--- Stated goal ---
Look through the material below. Copy every line with the string "иным" in it.

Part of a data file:
☆ ☆ ☆ ☆ ☆
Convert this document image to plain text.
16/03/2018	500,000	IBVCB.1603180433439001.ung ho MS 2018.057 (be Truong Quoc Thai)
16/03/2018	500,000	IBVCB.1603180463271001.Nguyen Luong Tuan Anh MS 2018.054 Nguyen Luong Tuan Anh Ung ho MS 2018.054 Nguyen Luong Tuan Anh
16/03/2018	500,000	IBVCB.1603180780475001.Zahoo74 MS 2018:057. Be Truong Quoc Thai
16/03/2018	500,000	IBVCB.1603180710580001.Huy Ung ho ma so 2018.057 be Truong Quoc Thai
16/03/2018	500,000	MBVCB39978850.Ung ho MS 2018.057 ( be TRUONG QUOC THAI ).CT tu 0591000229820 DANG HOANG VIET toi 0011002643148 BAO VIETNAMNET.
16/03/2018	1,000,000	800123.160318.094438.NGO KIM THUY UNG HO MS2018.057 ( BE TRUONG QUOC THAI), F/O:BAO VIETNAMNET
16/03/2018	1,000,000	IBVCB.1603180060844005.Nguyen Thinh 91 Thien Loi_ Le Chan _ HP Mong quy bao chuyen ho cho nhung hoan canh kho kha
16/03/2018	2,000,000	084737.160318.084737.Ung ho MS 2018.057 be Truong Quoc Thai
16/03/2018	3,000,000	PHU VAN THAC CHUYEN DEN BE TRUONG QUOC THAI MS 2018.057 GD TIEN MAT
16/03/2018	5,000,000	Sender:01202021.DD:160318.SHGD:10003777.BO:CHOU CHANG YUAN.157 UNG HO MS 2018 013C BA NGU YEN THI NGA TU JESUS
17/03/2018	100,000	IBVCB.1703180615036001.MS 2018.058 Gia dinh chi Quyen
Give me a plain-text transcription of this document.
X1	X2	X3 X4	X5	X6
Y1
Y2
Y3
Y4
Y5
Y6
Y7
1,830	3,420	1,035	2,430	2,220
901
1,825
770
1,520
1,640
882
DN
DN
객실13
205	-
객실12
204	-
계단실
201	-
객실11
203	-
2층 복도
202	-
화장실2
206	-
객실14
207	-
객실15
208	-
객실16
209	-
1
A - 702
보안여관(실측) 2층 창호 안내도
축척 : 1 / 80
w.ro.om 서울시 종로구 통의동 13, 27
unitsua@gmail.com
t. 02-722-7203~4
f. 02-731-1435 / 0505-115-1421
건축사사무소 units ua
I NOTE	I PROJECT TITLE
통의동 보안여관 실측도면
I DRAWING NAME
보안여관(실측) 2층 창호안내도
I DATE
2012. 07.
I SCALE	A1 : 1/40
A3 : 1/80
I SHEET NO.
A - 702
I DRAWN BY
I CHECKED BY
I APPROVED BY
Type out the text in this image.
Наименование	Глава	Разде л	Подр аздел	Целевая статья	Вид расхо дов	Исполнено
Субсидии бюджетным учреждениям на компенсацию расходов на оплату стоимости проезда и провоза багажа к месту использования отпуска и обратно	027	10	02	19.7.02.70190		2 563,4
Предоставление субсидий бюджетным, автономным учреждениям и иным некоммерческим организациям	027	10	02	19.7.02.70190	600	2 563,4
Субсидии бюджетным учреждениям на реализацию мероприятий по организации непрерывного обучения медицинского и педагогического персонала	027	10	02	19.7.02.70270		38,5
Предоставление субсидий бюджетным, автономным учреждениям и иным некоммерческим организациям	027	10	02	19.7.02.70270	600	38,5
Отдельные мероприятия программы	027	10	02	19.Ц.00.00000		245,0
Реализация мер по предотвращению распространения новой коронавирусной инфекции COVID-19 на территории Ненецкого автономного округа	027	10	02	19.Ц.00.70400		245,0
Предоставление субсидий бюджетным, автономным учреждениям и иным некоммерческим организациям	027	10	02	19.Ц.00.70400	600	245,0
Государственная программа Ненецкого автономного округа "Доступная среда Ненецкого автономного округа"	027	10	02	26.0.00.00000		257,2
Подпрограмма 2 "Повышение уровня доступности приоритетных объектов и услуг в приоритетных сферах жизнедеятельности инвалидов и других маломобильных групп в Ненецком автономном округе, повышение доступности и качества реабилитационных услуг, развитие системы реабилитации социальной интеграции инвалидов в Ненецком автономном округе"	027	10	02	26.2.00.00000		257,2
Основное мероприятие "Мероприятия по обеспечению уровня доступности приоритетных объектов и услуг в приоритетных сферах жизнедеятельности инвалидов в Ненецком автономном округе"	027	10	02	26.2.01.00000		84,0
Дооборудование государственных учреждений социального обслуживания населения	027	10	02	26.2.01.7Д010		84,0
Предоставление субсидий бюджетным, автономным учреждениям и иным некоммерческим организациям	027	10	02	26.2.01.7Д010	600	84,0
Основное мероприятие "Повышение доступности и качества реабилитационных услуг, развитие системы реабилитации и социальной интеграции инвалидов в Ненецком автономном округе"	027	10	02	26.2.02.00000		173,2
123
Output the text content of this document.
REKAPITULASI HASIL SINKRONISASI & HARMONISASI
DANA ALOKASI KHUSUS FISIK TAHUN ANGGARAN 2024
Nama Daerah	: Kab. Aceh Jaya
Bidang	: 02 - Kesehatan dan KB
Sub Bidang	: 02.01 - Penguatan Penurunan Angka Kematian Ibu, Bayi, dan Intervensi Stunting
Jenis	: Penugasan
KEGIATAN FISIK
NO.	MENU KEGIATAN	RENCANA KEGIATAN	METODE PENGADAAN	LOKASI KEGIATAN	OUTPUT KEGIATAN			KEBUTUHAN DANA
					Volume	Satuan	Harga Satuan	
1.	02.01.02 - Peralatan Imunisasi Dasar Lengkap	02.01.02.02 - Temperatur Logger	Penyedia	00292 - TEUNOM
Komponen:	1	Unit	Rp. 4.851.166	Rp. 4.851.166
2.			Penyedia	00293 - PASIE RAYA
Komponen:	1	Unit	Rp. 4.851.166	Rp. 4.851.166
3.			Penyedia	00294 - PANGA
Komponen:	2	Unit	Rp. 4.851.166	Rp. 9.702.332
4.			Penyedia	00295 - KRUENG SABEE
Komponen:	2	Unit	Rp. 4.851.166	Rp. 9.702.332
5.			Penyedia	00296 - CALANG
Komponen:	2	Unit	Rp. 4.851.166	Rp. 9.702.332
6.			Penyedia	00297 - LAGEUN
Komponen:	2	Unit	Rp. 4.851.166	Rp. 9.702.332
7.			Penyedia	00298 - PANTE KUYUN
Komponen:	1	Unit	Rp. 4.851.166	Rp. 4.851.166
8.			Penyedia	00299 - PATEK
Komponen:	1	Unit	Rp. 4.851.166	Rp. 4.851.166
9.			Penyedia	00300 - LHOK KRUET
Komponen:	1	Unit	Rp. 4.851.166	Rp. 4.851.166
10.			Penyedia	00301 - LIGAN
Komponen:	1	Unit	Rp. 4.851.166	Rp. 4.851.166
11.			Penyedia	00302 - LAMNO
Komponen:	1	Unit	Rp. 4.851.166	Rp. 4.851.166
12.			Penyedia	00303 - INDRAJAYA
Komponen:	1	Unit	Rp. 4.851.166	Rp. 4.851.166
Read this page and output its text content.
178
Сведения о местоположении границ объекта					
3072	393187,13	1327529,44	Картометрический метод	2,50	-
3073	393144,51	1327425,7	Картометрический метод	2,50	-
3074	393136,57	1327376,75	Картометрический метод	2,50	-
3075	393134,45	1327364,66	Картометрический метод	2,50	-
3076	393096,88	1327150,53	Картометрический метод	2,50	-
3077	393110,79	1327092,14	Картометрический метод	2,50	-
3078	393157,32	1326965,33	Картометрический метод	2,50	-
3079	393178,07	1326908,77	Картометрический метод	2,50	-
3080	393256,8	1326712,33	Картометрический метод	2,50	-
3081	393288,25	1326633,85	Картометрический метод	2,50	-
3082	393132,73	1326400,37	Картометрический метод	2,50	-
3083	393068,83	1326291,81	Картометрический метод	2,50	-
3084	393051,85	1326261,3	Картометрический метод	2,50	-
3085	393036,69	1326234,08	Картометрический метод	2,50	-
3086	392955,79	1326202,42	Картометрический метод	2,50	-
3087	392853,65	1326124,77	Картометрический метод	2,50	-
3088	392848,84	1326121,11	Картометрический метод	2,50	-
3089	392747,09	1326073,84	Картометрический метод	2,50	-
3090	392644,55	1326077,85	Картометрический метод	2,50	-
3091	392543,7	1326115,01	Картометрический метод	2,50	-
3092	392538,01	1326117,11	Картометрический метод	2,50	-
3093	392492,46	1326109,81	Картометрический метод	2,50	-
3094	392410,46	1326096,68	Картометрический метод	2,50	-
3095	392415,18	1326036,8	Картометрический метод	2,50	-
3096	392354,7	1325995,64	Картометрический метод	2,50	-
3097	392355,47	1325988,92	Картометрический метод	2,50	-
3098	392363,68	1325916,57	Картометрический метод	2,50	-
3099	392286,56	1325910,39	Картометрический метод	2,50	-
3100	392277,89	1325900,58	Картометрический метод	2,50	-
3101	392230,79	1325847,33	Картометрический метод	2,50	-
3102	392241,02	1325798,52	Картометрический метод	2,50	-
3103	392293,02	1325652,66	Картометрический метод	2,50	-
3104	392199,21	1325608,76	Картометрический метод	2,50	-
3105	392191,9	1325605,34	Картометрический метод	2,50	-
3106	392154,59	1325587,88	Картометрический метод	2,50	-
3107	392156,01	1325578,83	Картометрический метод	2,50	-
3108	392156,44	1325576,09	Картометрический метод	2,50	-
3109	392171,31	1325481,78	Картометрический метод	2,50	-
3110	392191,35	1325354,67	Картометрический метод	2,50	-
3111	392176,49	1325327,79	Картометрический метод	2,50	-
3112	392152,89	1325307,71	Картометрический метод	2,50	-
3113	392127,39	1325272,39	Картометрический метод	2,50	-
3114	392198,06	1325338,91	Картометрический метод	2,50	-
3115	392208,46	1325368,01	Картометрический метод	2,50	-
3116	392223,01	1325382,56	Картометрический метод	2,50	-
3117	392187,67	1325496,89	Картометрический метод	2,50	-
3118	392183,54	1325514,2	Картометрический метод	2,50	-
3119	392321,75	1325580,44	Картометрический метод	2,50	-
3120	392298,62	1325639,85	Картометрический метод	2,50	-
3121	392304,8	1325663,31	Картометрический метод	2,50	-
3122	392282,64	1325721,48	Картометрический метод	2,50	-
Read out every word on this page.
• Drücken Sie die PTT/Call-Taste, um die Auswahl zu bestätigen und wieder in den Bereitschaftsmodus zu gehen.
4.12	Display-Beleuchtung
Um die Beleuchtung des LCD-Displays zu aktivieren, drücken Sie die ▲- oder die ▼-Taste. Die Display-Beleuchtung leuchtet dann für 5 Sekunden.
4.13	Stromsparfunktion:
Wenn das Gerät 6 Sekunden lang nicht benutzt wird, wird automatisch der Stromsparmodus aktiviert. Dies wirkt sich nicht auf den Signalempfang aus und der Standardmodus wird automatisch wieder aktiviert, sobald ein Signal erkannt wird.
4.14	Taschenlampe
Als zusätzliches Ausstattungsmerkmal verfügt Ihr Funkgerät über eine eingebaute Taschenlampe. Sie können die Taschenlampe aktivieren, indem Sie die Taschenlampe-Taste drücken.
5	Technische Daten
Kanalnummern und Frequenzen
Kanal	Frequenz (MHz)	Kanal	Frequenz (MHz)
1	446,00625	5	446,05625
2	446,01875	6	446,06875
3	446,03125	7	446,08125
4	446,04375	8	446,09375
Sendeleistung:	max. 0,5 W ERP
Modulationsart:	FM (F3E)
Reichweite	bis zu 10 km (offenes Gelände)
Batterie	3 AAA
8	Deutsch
☆ ☆ ☆ ☆ ☆
--- Task result ---
Предоставление субсидий бюджетным, автономным учреждениям и иным некоммерческим организациям	027	10	02	19.7.02.70190	600	2 563,4
Предоставление субсидий бюджетным, автономным учреждениям и иным некоммерческим организациям	027	10	02	19.7.02.70270	600	38,5
Предоставление субсидий бюджетным, автономным учреждениям и иным некоммерческим организациям	027	10	02	19.Ц.00.70400	600	245,0
Предоставление субсидий бюджетным, автономным учреждениям и иным некоммерческим организациям	027	10	02	26.2.01.7Д010	600	84,0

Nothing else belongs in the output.